> AIM
Print all of the records below word for word, leaving out the pictures.

>> START

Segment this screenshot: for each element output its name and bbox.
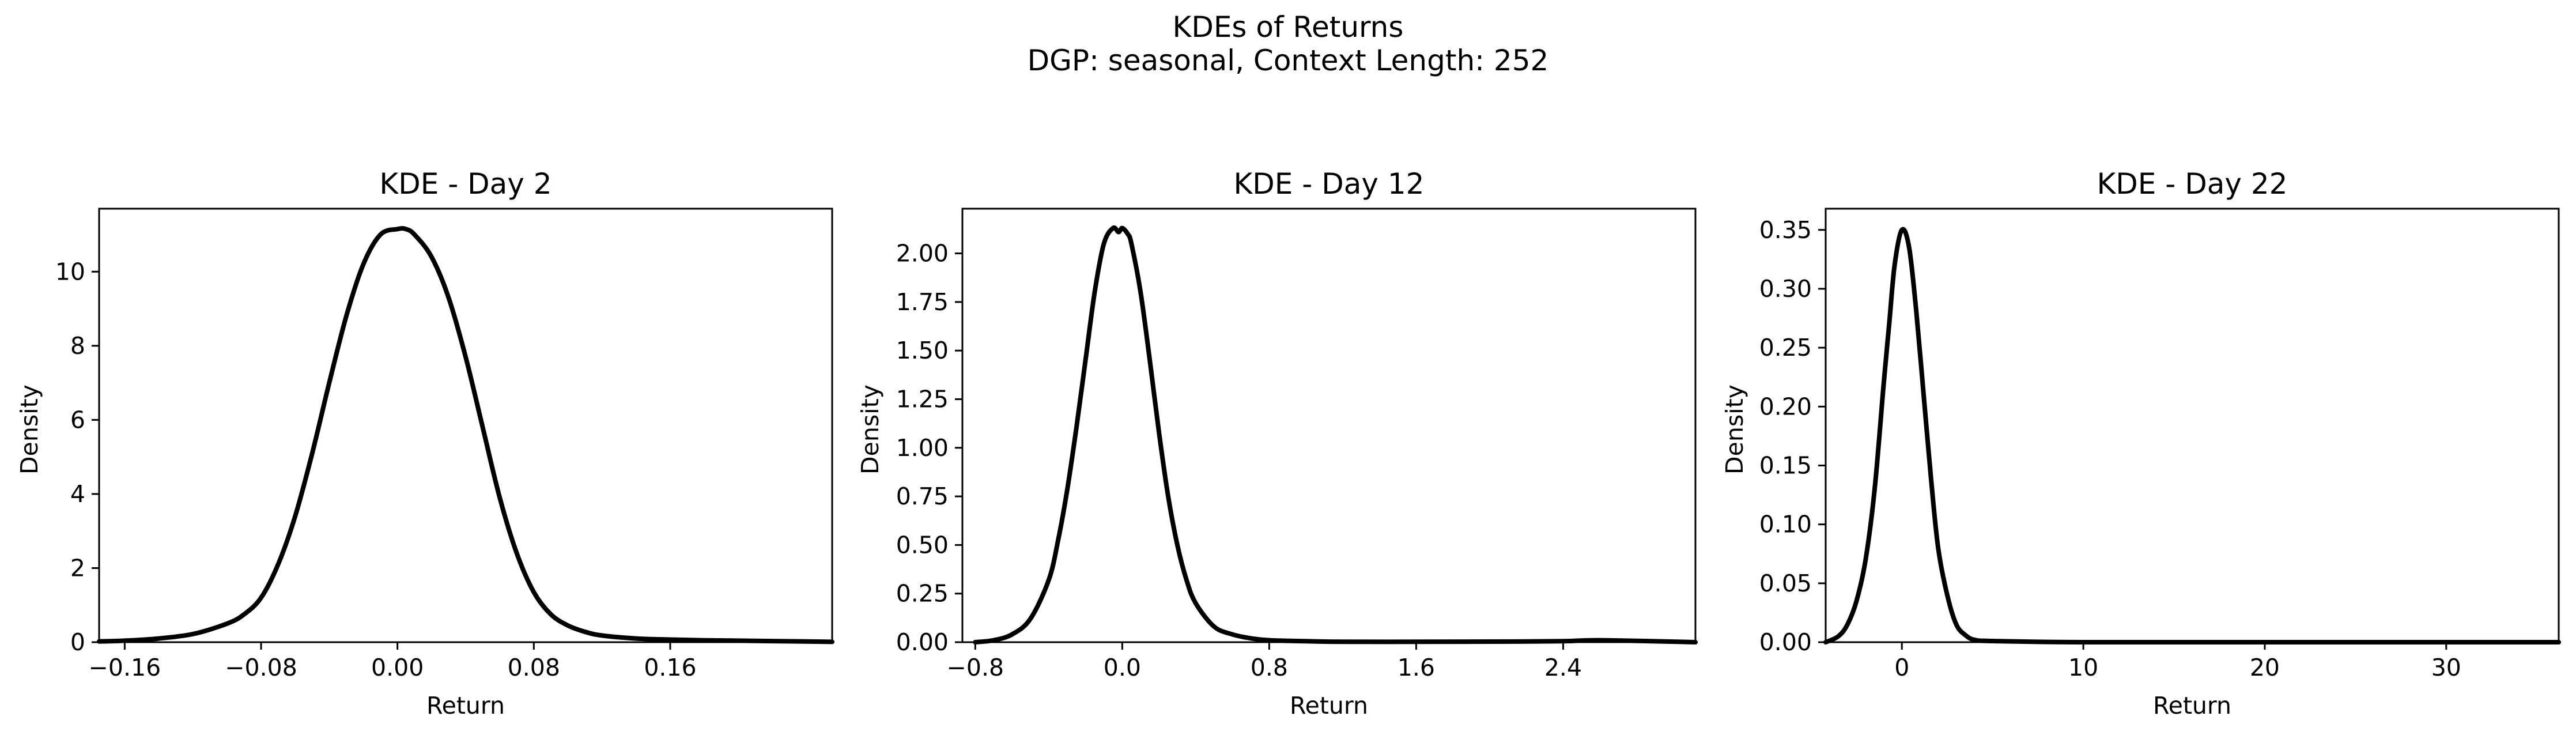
x-tick-label: 30	[2431, 654, 2461, 681]
x-tick-label: −0.08	[225, 654, 297, 681]
y-tick-label: 0.05	[1759, 570, 1812, 597]
kde-panel-day-12: KDE - Day 12 Return Density −0.8 0.0 0.8 1.…	[856, 167, 1698, 719]
panel-title: KDE - Day 12	[1234, 167, 1425, 201]
y-tick-label: 4	[70, 480, 85, 508]
y-axis-label: Density	[856, 385, 884, 474]
x-tick-label: 0.8	[1251, 654, 1288, 681]
x-tick-label: 0.16	[644, 654, 696, 681]
axes-frame	[98, 208, 833, 643]
y-tick-label: 0.50	[896, 531, 949, 559]
axis-ticks: −0.16 −0.08 0.00 0.08 0.16 0 2 4 6 8 10	[55, 258, 697, 681]
axes-frame	[961, 208, 1697, 643]
y-tick-label: 1.25	[896, 385, 949, 413]
x-tick-label: 0.0	[1104, 654, 1141, 681]
x-tick-label: 1.6	[1397, 654, 1435, 681]
y-tick-label: 0.35	[1759, 216, 1812, 244]
y-tick-label: 10	[55, 258, 85, 285]
x-tick-label: 0	[1894, 654, 1909, 681]
y-tick-label: 0.00	[896, 628, 949, 656]
x-axis-label: Return	[426, 692, 505, 719]
y-tick-label: 1.50	[896, 337, 949, 364]
y-tick-label: 0.15	[1759, 451, 1812, 479]
y-tick-label: 0.00	[1759, 628, 1812, 656]
kde-curve	[97, 226, 834, 644]
panel-title: KDE - Day 2	[379, 167, 552, 201]
y-tick-label: 0	[70, 628, 85, 656]
figure-title-line-2: DGP: seasonal, Context Length: 252	[1028, 44, 1549, 77]
x-tick-label: 20	[2250, 654, 2280, 681]
y-tick-label: 0.30	[1759, 275, 1812, 303]
axes-frame	[1825, 208, 2560, 643]
kde-panel-day-2: KDE - Day 2 Return Density −0.16 −0.08 0.0…	[16, 167, 834, 719]
y-tick-label: 1.00	[896, 434, 949, 462]
y-tick-label: 2.00	[896, 240, 949, 267]
y-tick-label: 0.25	[896, 580, 949, 608]
y-tick-label: 0.20	[1759, 393, 1812, 420]
y-tick-label: 2	[70, 554, 85, 582]
x-tick-label: −0.8	[947, 654, 1004, 681]
y-tick-label: 0.10	[1759, 511, 1812, 538]
figure-title-line-1: KDEs of Returns	[1173, 10, 1404, 44]
y-tick-label: 0.25	[1759, 334, 1812, 361]
y-tick-label: 8	[70, 332, 85, 360]
panel-title: KDE - Day 22	[2097, 167, 2288, 201]
axis-ticks: −0.8 0.0 0.8 1.6 2.4 0.00 0.25 0.50 0.75 1.00 1.25…	[896, 240, 1582, 681]
y-axis-label: Density	[16, 385, 43, 474]
x-tick-label: 10	[2068, 654, 2098, 681]
y-tick-label: 0.75	[896, 483, 949, 510]
x-tick-label: 2.4	[1544, 654, 1582, 681]
x-axis-label: Return	[1290, 692, 1368, 719]
y-tick-label: 1.75	[896, 288, 949, 316]
x-tick-label: 0.08	[508, 654, 560, 681]
x-tick-label: −0.16	[89, 654, 161, 681]
kde-panel-day-22: KDE - Day 22 Return Density 0 10 20 300.000…	[1721, 167, 2561, 719]
y-axis-label: Density	[1721, 385, 1748, 474]
axis-ticks: 0 10 20 30 0.00 0.05 0.10 0.15 0.20 0.25 0.30 0.35	[1759, 216, 2461, 681]
x-axis-label: Return	[2153, 692, 2231, 719]
x-tick-label: 0.00	[371, 654, 424, 681]
y-tick-label: 6	[70, 406, 85, 434]
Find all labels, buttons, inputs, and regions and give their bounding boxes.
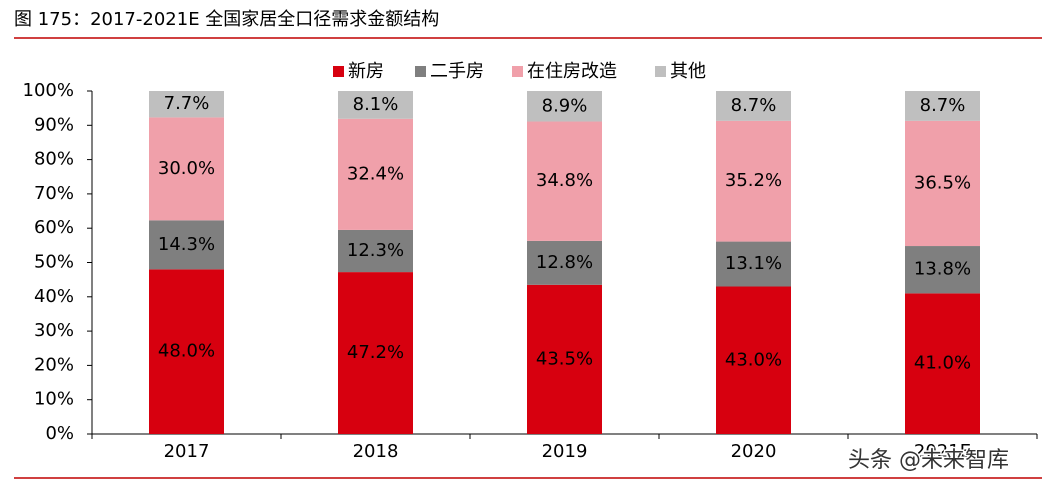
legend-swatch — [655, 66, 666, 77]
bar-segment — [716, 241, 791, 287]
bar-segment — [338, 118, 413, 230]
bar-segment — [905, 246, 980, 294]
bar-segment — [338, 91, 413, 119]
legend-swatch — [333, 66, 344, 77]
value-label: 12.8% — [536, 252, 593, 273]
value-label: 35.2% — [725, 170, 782, 191]
bar-segment — [527, 91, 602, 122]
bar-segment — [527, 284, 602, 434]
y-tick-label: 20% — [34, 354, 74, 375]
chart-title: 图 175：2017-2021E 全国家居全口径需求金额结构 — [14, 9, 439, 30]
bar-segment — [716, 286, 791, 434]
value-label: 43.5% — [536, 348, 593, 369]
bar-segment — [716, 120, 791, 242]
bar-segment — [149, 269, 224, 434]
bar-segment — [527, 121, 602, 241]
bar-segment — [338, 272, 413, 434]
y-tick-label: 10% — [34, 389, 74, 410]
y-tick-label: 30% — [34, 320, 74, 341]
x-tick-label: 2019 — [542, 441, 588, 462]
watermark: 头条 @未来智库 — [848, 448, 1009, 473]
value-label: 12.3% — [347, 240, 404, 261]
value-label: 8.7% — [731, 95, 777, 116]
value-label: 41.0% — [914, 353, 971, 374]
y-tick-label: 90% — [34, 114, 74, 135]
bar-segment — [149, 117, 224, 221]
bar-segment — [149, 91, 224, 118]
value-label: 30.0% — [158, 158, 215, 179]
bar-segment — [905, 293, 980, 434]
value-label: 13.8% — [914, 259, 971, 280]
value-label: 47.2% — [347, 342, 404, 363]
value-label: 14.3% — [158, 234, 215, 255]
x-tick-label: 2017 — [164, 441, 210, 462]
value-label: 48.0% — [158, 341, 215, 362]
value-label: 36.5% — [914, 172, 971, 193]
value-label: 34.8% — [536, 170, 593, 191]
bar-segment — [905, 120, 980, 247]
value-label: 8.9% — [542, 95, 588, 116]
value-label: 43.0% — [725, 349, 782, 370]
legend-swatch — [512, 66, 523, 77]
legend-label: 其他 — [670, 61, 706, 82]
bar-segment — [338, 229, 413, 273]
bar-segment — [716, 91, 791, 121]
value-label: 7.7% — [164, 93, 210, 114]
bar-segment — [527, 240, 602, 285]
bar-segment — [149, 220, 224, 270]
value-label: 13.1% — [725, 253, 782, 274]
legend-label: 二手房 — [430, 61, 484, 82]
legend-swatch — [415, 66, 426, 77]
legend-label: 新房 — [348, 61, 384, 82]
legend-label: 在住房改造 — [527, 61, 617, 82]
bar-segment — [905, 91, 980, 121]
y-tick-label: 60% — [34, 217, 74, 238]
y-tick-label: 0% — [45, 423, 74, 444]
y-tick-label: 70% — [34, 183, 74, 204]
y-tick-label: 50% — [34, 252, 74, 273]
x-tick-label: 2020 — [731, 441, 777, 462]
x-tick-label: 2018 — [353, 441, 399, 462]
value-label: 32.4% — [347, 163, 404, 184]
value-label: 8.1% — [353, 94, 399, 115]
y-tick-label: 100% — [23, 80, 74, 101]
y-tick-label: 80% — [34, 149, 74, 170]
y-tick-label: 40% — [34, 286, 74, 307]
value-label: 8.7% — [920, 95, 966, 116]
x-tick-label: 2021E — [914, 441, 971, 462]
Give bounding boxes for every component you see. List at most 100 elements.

>> END

> EXERCISE SOLUTION
Segment this screenshot: for each element output its name and bbox.
x-tick-label: 30	[2431, 654, 2461, 681]
x-tick-label: −0.08	[225, 654, 297, 681]
y-tick-label: 0.05	[1759, 570, 1812, 597]
kde-panel-day-12: KDE - Day 12 Return Density −0.8 0.0 0.8 1.…	[856, 167, 1698, 719]
panel-title: KDE - Day 12	[1234, 167, 1425, 201]
y-tick-label: 4	[70, 480, 85, 508]
y-axis-label: Density	[856, 385, 884, 474]
x-tick-label: 0.8	[1251, 654, 1288, 681]
x-tick-label: 0.16	[644, 654, 696, 681]
axes-frame	[98, 208, 833, 643]
y-tick-label: 0.50	[896, 531, 949, 559]
axis-ticks: −0.16 −0.08 0.00 0.08 0.16 0 2 4 6 8 10	[55, 258, 697, 681]
axes-frame	[961, 208, 1697, 643]
y-tick-label: 1.25	[896, 385, 949, 413]
x-tick-label: 0.0	[1104, 654, 1141, 681]
x-tick-label: 1.6	[1397, 654, 1435, 681]
y-tick-label: 0.35	[1759, 216, 1812, 244]
y-tick-label: 10	[55, 258, 85, 285]
x-tick-label: 0	[1894, 654, 1909, 681]
y-tick-label: 0.00	[896, 628, 949, 656]
x-axis-label: Return	[426, 692, 505, 719]
y-tick-label: 1.50	[896, 337, 949, 364]
y-tick-label: 0.15	[1759, 451, 1812, 479]
y-tick-label: 0.00	[1759, 628, 1812, 656]
kde-curve	[97, 226, 834, 644]
panel-title: KDE - Day 2	[379, 167, 552, 201]
y-tick-label: 0	[70, 628, 85, 656]
figure-title-line-2: DGP: seasonal, Context Length: 252	[1028, 44, 1549, 77]
x-tick-label: 20	[2250, 654, 2280, 681]
y-tick-label: 0.30	[1759, 275, 1812, 303]
axes-frame	[1825, 208, 2560, 643]
kde-panel-day-2: KDE - Day 2 Return Density −0.16 −0.08 0.0…	[16, 167, 834, 719]
y-tick-label: 1.00	[896, 434, 949, 462]
y-tick-label: 2.00	[896, 240, 949, 267]
y-tick-label: 0.25	[896, 580, 949, 608]
y-tick-label: 0.20	[1759, 393, 1812, 420]
y-tick-label: 2	[70, 554, 85, 582]
x-tick-label: −0.8	[947, 654, 1004, 681]
y-tick-label: 0.10	[1759, 511, 1812, 538]
figure-title-line-1: KDEs of Returns	[1173, 10, 1404, 44]
y-tick-label: 0.25	[1759, 334, 1812, 361]
y-tick-label: 8	[70, 332, 85, 360]
panel-title: KDE - Day 22	[2097, 167, 2288, 201]
axis-ticks: −0.8 0.0 0.8 1.6 2.4 0.00 0.25 0.50 0.75 1.00 1.25…	[896, 240, 1582, 681]
y-axis-label: Density	[16, 385, 43, 474]
x-tick-label: 10	[2068, 654, 2098, 681]
y-tick-label: 0.75	[896, 483, 949, 510]
x-tick-label: 2.4	[1544, 654, 1582, 681]
x-axis-label: Return	[1290, 692, 1368, 719]
y-tick-label: 1.75	[896, 288, 949, 316]
x-tick-label: 0.08	[508, 654, 560, 681]
x-tick-label: −0.16	[89, 654, 161, 681]
kde-panel-day-22: KDE - Day 22 Return Density 0 10 20 300.000…	[1721, 167, 2561, 719]
y-axis-label: Density	[1721, 385, 1748, 474]
axis-ticks: 0 10 20 30 0.00 0.05 0.10 0.15 0.20 0.25 0.30 0.35	[1759, 216, 2461, 681]
x-axis-label: Return	[2153, 692, 2231, 719]
x-tick-label: 0.00	[371, 654, 424, 681]
y-tick-label: 6	[70, 406, 85, 434]
Find all labels, buttons, inputs, and regions and give their bounding boxes.
legend-swatch — [655, 66, 666, 77]
bar-segment — [716, 241, 791, 287]
bar-segment — [338, 118, 413, 230]
bar-segment — [905, 246, 980, 294]
bar-segment — [338, 91, 413, 119]
legend-swatch — [333, 66, 344, 77]
value-label: 12.8% — [536, 252, 593, 273]
value-label: 35.2% — [725, 170, 782, 191]
bar-segment — [527, 91, 602, 122]
bar-segment — [527, 284, 602, 434]
y-tick-label: 20% — [34, 354, 74, 375]
chart-title: 图 175：2017-2021E 全国家居全口径需求金额结构 — [14, 9, 439, 30]
bar-segment — [716, 286, 791, 434]
value-label: 43.5% — [536, 348, 593, 369]
bar-segment — [716, 120, 791, 242]
bar-segment — [149, 269, 224, 434]
bar-segment — [527, 121, 602, 241]
bar-segment — [338, 272, 413, 434]
y-tick-label: 10% — [34, 389, 74, 410]
y-tick-label: 30% — [34, 320, 74, 341]
x-tick-label: 2019 — [542, 441, 588, 462]
watermark: 头条 @未来智库 — [848, 448, 1009, 473]
value-label: 12.3% — [347, 240, 404, 261]
value-label: 8.7% — [731, 95, 777, 116]
value-label: 41.0% — [914, 353, 971, 374]
y-tick-label: 90% — [34, 114, 74, 135]
bar-segment — [149, 117, 224, 221]
bar-segment — [149, 91, 224, 118]
value-label: 30.0% — [158, 158, 215, 179]
bar-segment — [905, 293, 980, 434]
value-label: 13.8% — [914, 259, 971, 280]
value-label: 47.2% — [347, 342, 404, 363]
value-label: 14.3% — [158, 234, 215, 255]
x-tick-label: 2017 — [164, 441, 210, 462]
value-label: 48.0% — [158, 341, 215, 362]
value-label: 36.5% — [914, 172, 971, 193]
value-label: 34.8% — [536, 170, 593, 191]
bar-segment — [905, 120, 980, 247]
value-label: 8.9% — [542, 95, 588, 116]
value-label: 43.0% — [725, 349, 782, 370]
legend-swatch — [512, 66, 523, 77]
legend-label: 其他 — [670, 61, 706, 82]
bar-segment — [338, 229, 413, 273]
bar-segment — [716, 91, 791, 121]
value-label: 7.7% — [164, 93, 210, 114]
bar-segment — [527, 240, 602, 285]
bar-segment — [149, 220, 224, 270]
value-label: 13.1% — [725, 253, 782, 274]
legend-label: 二手房 — [430, 61, 484, 82]
legend-swatch — [415, 66, 426, 77]
legend-label: 新房 — [348, 61, 384, 82]
legend-label: 在住房改造 — [527, 61, 617, 82]
bar-segment — [905, 91, 980, 121]
y-tick-label: 60% — [34, 217, 74, 238]
y-tick-label: 0% — [45, 423, 74, 444]
y-tick-label: 70% — [34, 183, 74, 204]
y-tick-label: 50% — [34, 252, 74, 273]
x-tick-label: 2020 — [731, 441, 777, 462]
x-tick-label: 2018 — [353, 441, 399, 462]
value-label: 32.4% — [347, 163, 404, 184]
value-label: 8.1% — [353, 94, 399, 115]
y-tick-label: 100% — [23, 80, 74, 101]
y-tick-label: 80% — [34, 149, 74, 170]
y-tick-label: 40% — [34, 286, 74, 307]
value-label: 8.7% — [920, 95, 966, 116]
x-tick-label: 2021E — [914, 441, 971, 462]
Give bounding boxes for every component you see. List at most 100 elements.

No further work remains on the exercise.